_THE PROBLEM_:
Wherever the word "nexcess" shows up in a line, please copy that line.

_Figure dataset records_:
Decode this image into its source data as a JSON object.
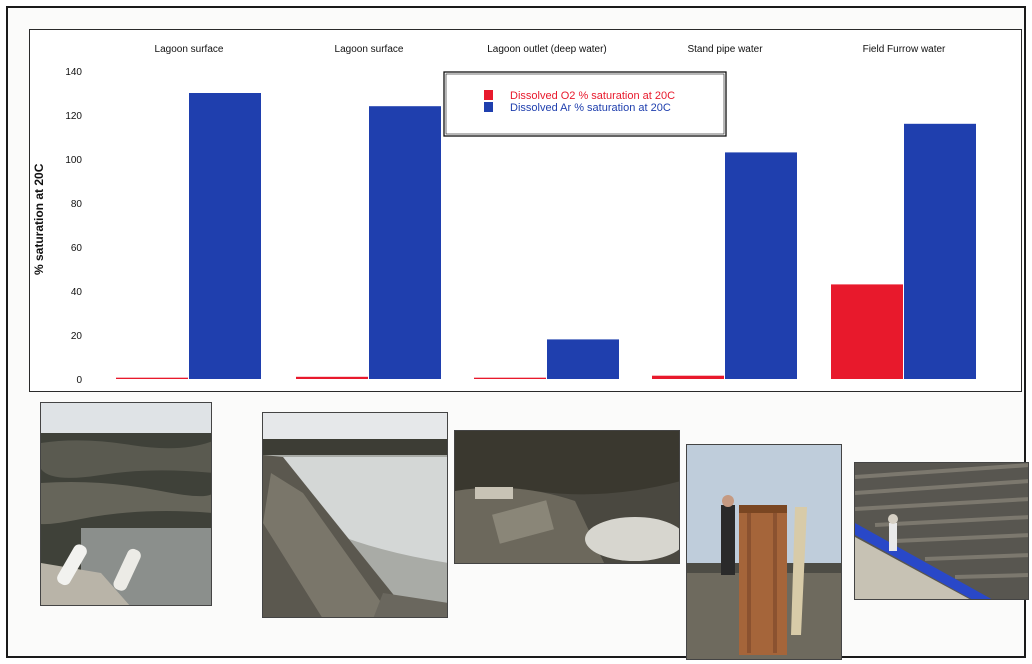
{
  "chart_data": {
    "type": "bar",
    "categories": [
      "Lagoon surface",
      "Lagoon surface",
      "Lagoon outlet (deep water)",
      "Stand pipe water",
      "Field Furrow water"
    ],
    "series": [
      {
        "name": "Dissolved O2 % saturation at 20C",
        "color": "#e8192c",
        "values": [
          0.6,
          1,
          0.6,
          1.5,
          43
        ]
      },
      {
        "name": "Dissolved Ar % saturation at 20C",
        "color": "#1f3fae",
        "values": [
          130,
          124,
          18,
          103,
          116
        ]
      }
    ],
    "ylabel": "% saturation at 20C",
    "ylim": [
      0,
      140
    ],
    "yticks": [
      0,
      20,
      40,
      60,
      80,
      100,
      120,
      140
    ],
    "legend_position": "top-center",
    "grid": false
  },
  "photos": [
    {
      "name": "lagoon-surface-pipes-photo"
    },
    {
      "name": "lagoon-surface-embankment-photo"
    },
    {
      "name": "lagoon-outlet-photo"
    },
    {
      "name": "stand-pipe-photo"
    },
    {
      "name": "field-furrow-photo"
    }
  ]
}
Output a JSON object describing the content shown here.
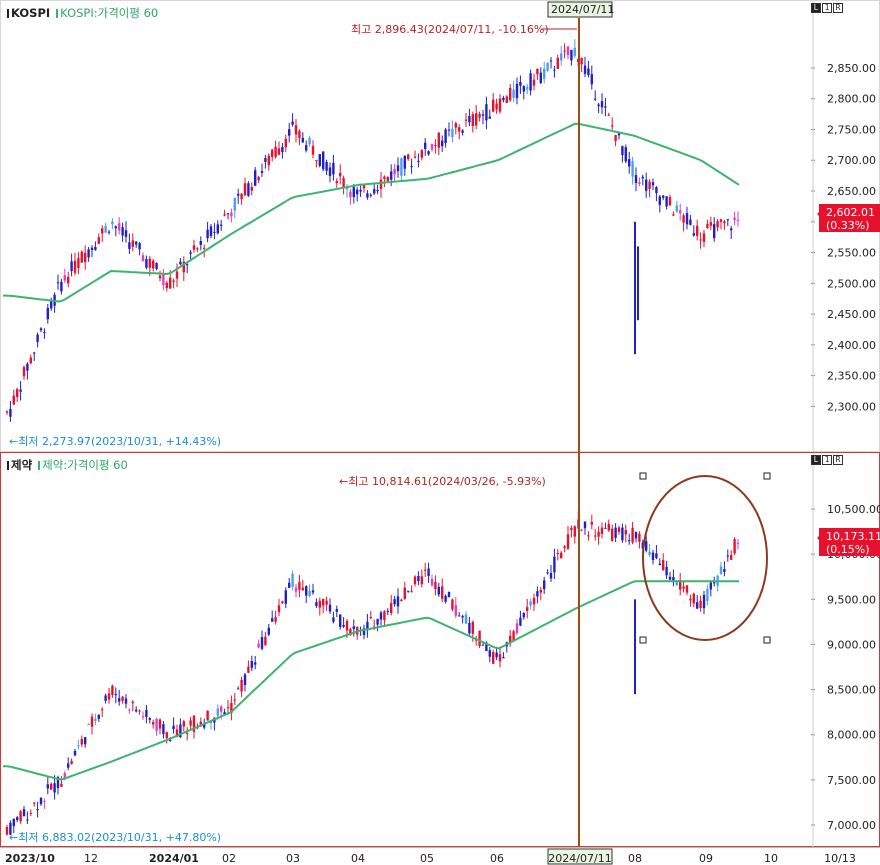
{
  "pane1": {
    "symbol": "KOSPI",
    "ma_label": "KOSPI:가격이평 60",
    "high_annotation": "최고 2,896.43(2024/07/11, -10.16%)",
    "low_annotation": "←최저 2,273.97(2023/10/31, +14.43%)",
    "price_tag": "2,602.01",
    "change_tag": "(0.33%)",
    "y_labels": [
      "2,850.00",
      "2,800.00",
      "2,750.00",
      "2,700.00",
      "2,650.00",
      "2,600.00",
      "2,550.00",
      "2,500.00",
      "2,450.00",
      "2,400.00",
      "2,350.00",
      "2,300.00"
    ],
    "y_values": [
      2850,
      2800,
      2750,
      2700,
      2650,
      2600,
      2550,
      2500,
      2450,
      2400,
      2350,
      2300
    ],
    "ctrl": [
      "L",
      "1",
      "R"
    ]
  },
  "pane2": {
    "symbol": "제약",
    "ma_label": "제약:가격이평 60",
    "high_annotation": "←최고 10,814.61(2024/03/26, -5.93%)",
    "low_annotation": "←최저 6,883.02(2023/10/31, +47.80%)",
    "price_tag": "10,173.11",
    "change_tag": "(0.15%)",
    "y_labels": [
      "10,500.00",
      "10,000.00",
      "9,500.00",
      "9,000.00",
      "8,500.00",
      "8,000.00",
      "7,500.00",
      "7,000.00"
    ],
    "y_values": [
      10500,
      10000,
      9500,
      9000,
      8500,
      8000,
      7500,
      7000
    ],
    "ctrl": [
      "L",
      "1",
      "R"
    ]
  },
  "crosshair": {
    "date_label": "2024/07/11"
  },
  "x_axis": {
    "labels": [
      "2023/10",
      "12",
      "2024/01",
      "02",
      "03",
      "04",
      "05",
      "06",
      "2024/07/11",
      "08",
      "09",
      "10",
      "10/13"
    ]
  },
  "colors": {
    "up": "#e8112d",
    "down": "#2020c8",
    "ma": "#3db46d",
    "crosshair": "#a34a0f",
    "circle": "#8b3a1f",
    "pink": "#e040c0",
    "lightblue": "#4aa0f0"
  },
  "chart_data": [
    {
      "type": "line",
      "title": "KOSPI",
      "series": [
        {
          "name": "KOSPI",
          "x": [
            "2023/10",
            "2023/11",
            "2023/12",
            "2024/01",
            "2024/02",
            "2024/03",
            "2024/04",
            "2024/05",
            "2024/06",
            "2024/07",
            "2024/08",
            "2024/09",
            "2024/10"
          ],
          "values": [
            2290,
            2500,
            2600,
            2500,
            2620,
            2750,
            2640,
            2720,
            2790,
            2880,
            2680,
            2580,
            2602
          ]
        },
        {
          "name": "KOSPI:가격이평 60",
          "x": [
            "2023/10",
            "2023/11",
            "2023/12",
            "2024/01",
            "2024/02",
            "2024/03",
            "2024/04",
            "2024/05",
            "2024/06",
            "2024/07",
            "2024/08",
            "2024/09",
            "2024/10"
          ],
          "values": [
            2480,
            2470,
            2520,
            2515,
            2580,
            2640,
            2660,
            2670,
            2700,
            2760,
            2740,
            2700,
            2660
          ]
        }
      ],
      "high": {
        "value": 2896.43,
        "date": "2024/07/11"
      },
      "low": {
        "value": 2273.97,
        "date": "2023/10/31"
      },
      "ylim": [
        2260,
        2910
      ]
    },
    {
      "type": "line",
      "title": "제약",
      "series": [
        {
          "name": "제약",
          "x": [
            "2023/10",
            "2023/11",
            "2023/12",
            "2024/01",
            "2024/02",
            "2024/03",
            "2024/04",
            "2024/05",
            "2024/06",
            "2024/07",
            "2024/08",
            "2024/09",
            "2024/10"
          ],
          "values": [
            6950,
            7500,
            8500,
            8000,
            8300,
            9700,
            9100,
            9800,
            8800,
            10300,
            10200,
            9400,
            10173
          ]
        },
        {
          "name": "제약:가격이평 60",
          "x": [
            "2023/10",
            "2023/11",
            "2023/12",
            "2024/01",
            "2024/02",
            "2024/03",
            "2024/04",
            "2024/05",
            "2024/06",
            "2024/07",
            "2024/08",
            "2024/09",
            "2024/10"
          ],
          "values": [
            7650,
            7500,
            7700,
            7950,
            8250,
            8900,
            9150,
            9300,
            8950,
            9400,
            9700,
            9700,
            9700
          ]
        }
      ],
      "high": {
        "value": 10814.61,
        "date": "2024/03/26"
      },
      "low": {
        "value": 6883.02,
        "date": "2023/10/31"
      },
      "ylim": [
        6800,
        10900
      ]
    }
  ]
}
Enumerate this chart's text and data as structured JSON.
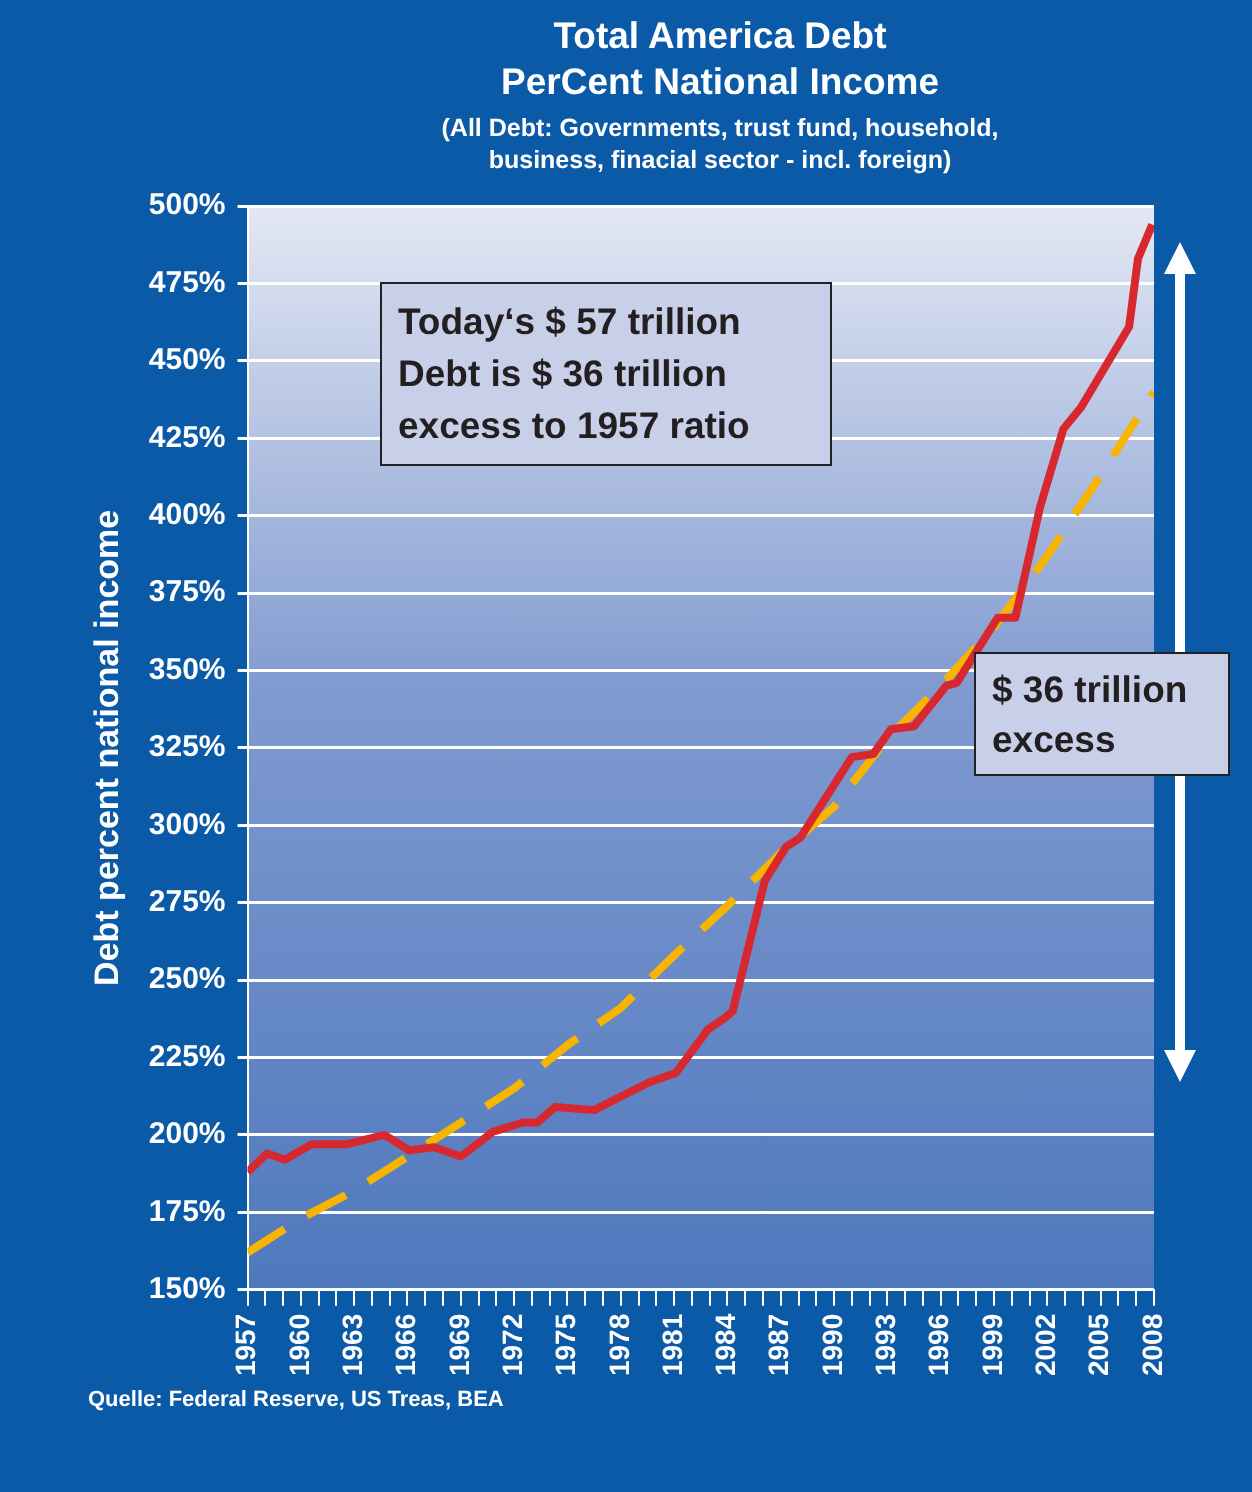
{
  "chart_data": {
    "type": "line",
    "title": "Total America Debt\nPerCent National Income",
    "subtitle": "(All Debt: Governments, trust fund, household,\nbusiness, finacial sector - incl. foreign)",
    "ylabel": "Debt percent national income",
    "annotations": [
      "Today‘s $ 57 trillion\nDebt is $ 36 trillion\nexcess to 1957 ratio",
      "$ 36 trillion\nexcess",
      "Quelle: Federal Reserve, US Treas, BEA"
    ],
    "series": [
      {
        "type": "line",
        "color": "#d7282f",
        "line_style": "solid",
        "x": [
          1957,
          1958.1,
          1959.1,
          1960.6,
          1962.6,
          1964.7,
          1966.1,
          1967.5,
          1969,
          1970.8,
          1972.5,
          1973.3,
          1974.3,
          1976.5,
          1979.6,
          1981.1,
          1982.9,
          1983.9,
          1984.3,
          1986.1,
          1987.3,
          1988.1,
          1991,
          1992.2,
          1993.2,
          1994.5,
          1996.3,
          1996.9,
          1999.2,
          2000.2,
          2001.6,
          2002.9,
          2003.9,
          2006.6,
          2007.1,
          2007.9
        ],
        "values": [
          188,
          194,
          192,
          197,
          197,
          200,
          195,
          196,
          193,
          201,
          204,
          204,
          209,
          208,
          217,
          220,
          234,
          238,
          240,
          282,
          293,
          296,
          322,
          323,
          331,
          332,
          345,
          346,
          367,
          367,
          403,
          428,
          435,
          461,
          483,
          494
        ]
      },
      {
        "type": "line",
        "color": "#f7b500",
        "line_style": "dashed",
        "x": [
          1957,
          1960,
          1963,
          1966,
          1969,
          1972,
          1975,
          1978,
          1981,
          1984,
          1987,
          1990,
          1993,
          1996,
          1999,
          2002,
          2005,
          2008
        ],
        "values": [
          162,
          173,
          182,
          193,
          204,
          215,
          229,
          241,
          258,
          274,
          291,
          306,
          328,
          345,
          364,
          387,
          413,
          440
        ]
      }
    ],
    "xlim": [
      1957,
      2008
    ],
    "xticks": [
      1957,
      {
        "value": 1958,
        "label": null
      },
      {
        "value": 1959,
        "label": null
      },
      1960,
      {
        "value": 1961,
        "label": null
      },
      {
        "value": 1962,
        "label": null
      },
      1963,
      {
        "value": 1964,
        "label": null
      },
      {
        "value": 1965,
        "label": null
      },
      1966,
      {
        "value": 1967,
        "label": null
      },
      {
        "value": 1968,
        "label": null
      },
      1969,
      {
        "value": 1970,
        "label": null
      },
      {
        "value": 1971,
        "label": null
      },
      1972,
      {
        "value": 1973,
        "label": null
      },
      {
        "value": 1974,
        "label": null
      },
      1975,
      {
        "value": 1976,
        "label": null
      },
      {
        "value": 1977,
        "label": null
      },
      1978,
      {
        "value": 1979,
        "label": null
      },
      {
        "value": 1980,
        "label": null
      },
      1981,
      {
        "value": 1982,
        "label": null
      },
      {
        "value": 1983,
        "label": null
      },
      1984,
      {
        "value": 1985,
        "label": null
      },
      {
        "value": 1986,
        "label": null
      },
      1987,
      {
        "value": 1988,
        "label": null
      },
      {
        "value": 1989,
        "label": null
      },
      1990,
      {
        "value": 1991,
        "label": null
      },
      {
        "value": 1992,
        "label": null
      },
      1993,
      {
        "value": 1994,
        "label": null
      },
      {
        "value": 1995,
        "label": null
      },
      1996,
      {
        "value": 1997,
        "label": null
      },
      {
        "value": 1998,
        "label": null
      },
      1999,
      {
        "value": 2000,
        "label": null
      },
      {
        "value": 2001,
        "label": null
      },
      2002,
      {
        "value": 2003,
        "label": null
      },
      {
        "value": 2004,
        "label": null
      },
      2005,
      {
        "value": 2006,
        "label": null
      },
      {
        "value": 2007,
        "label": null
      },
      2008
    ],
    "ylim": [
      150,
      500
    ],
    "yticks": [
      {
        "value": 150,
        "label": "150%"
      },
      {
        "value": 175,
        "label": "175%"
      },
      {
        "value": 200,
        "label": "200%"
      },
      {
        "value": 225,
        "label": "225%"
      },
      {
        "value": 250,
        "label": "250%"
      },
      {
        "value": 275,
        "label": "275%"
      },
      {
        "value": 300,
        "label": "300%"
      },
      {
        "value": 325,
        "label": "325%"
      },
      {
        "value": 350,
        "label": "350%"
      },
      {
        "value": 375,
        "label": "375%"
      },
      {
        "value": 400,
        "label": "400%"
      },
      {
        "value": 425,
        "label": "425%"
      },
      {
        "value": 450,
        "label": "450%"
      },
      {
        "value": 475,
        "label": "475%"
      },
      {
        "value": 500,
        "label": "500%"
      }
    ],
    "grid": "y",
    "legend": false,
    "marker": "none"
  }
}
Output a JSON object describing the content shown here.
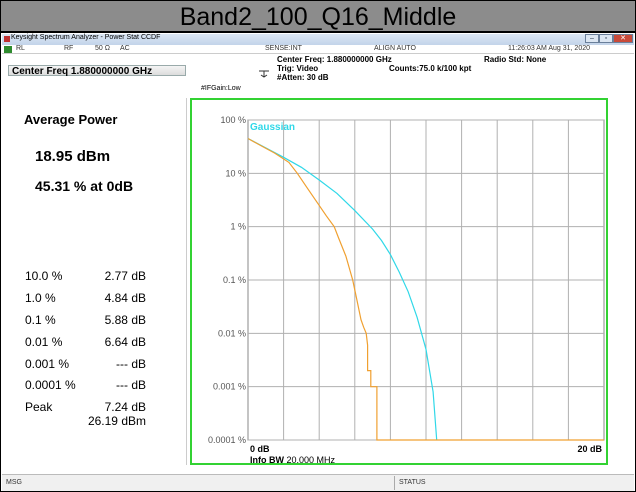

_FINAL RESULT_:
      "Today‘s $ 57 trillion\nDebt is $ 36 trillion\nexcess to 1957 ratio",
      "$ 36 trillion\nexcess",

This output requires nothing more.